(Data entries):
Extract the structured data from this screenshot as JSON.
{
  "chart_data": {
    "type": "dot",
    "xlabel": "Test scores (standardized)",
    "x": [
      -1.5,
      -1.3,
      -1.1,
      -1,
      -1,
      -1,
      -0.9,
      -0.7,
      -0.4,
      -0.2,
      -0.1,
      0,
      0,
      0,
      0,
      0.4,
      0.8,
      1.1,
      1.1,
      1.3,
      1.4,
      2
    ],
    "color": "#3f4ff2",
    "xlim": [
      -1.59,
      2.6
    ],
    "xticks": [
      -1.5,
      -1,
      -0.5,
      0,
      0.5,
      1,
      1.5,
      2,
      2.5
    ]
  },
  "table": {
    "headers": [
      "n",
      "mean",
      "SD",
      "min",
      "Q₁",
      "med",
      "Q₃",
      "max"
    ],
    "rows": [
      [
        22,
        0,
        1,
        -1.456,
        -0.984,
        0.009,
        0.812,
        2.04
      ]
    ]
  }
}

(PROBLEM DESCRIPTION): Write out every entry again, keeping each line exactly the same.

(THE OUTPUT):
Extract the structured data from this screenshot as JSON.
{
  "chart_data": {
    "type": "dot",
    "xlabel": "Test scores (standardized)",
    "x": [
      -1.5,
      -1.3,
      -1.1,
      -1,
      -1,
      -1,
      -0.9,
      -0.7,
      -0.4,
      -0.2,
      -0.1,
      0,
      0,
      0,
      0,
      0.4,
      0.8,
      1.1,
      1.1,
      1.3,
      1.4,
      2
    ],
    "color": "#3f4ff2",
    "xlim": [
      -1.59,
      2.6
    ],
    "xticks": [
      -1.5,
      -1,
      -0.5,
      0,
      0.5,
      1,
      1.5,
      2,
      2.5
    ]
  },
  "table": {
    "headers": [
      "n",
      "mean",
      "SD",
      "min",
      "Q₁",
      "med",
      "Q₃",
      "max"
    ],
    "rows": [
      [
        22,
        0,
        1,
        -1.456,
        -0.984,
        0.009,
        0.812,
        2.04
      ]
    ]
  }
}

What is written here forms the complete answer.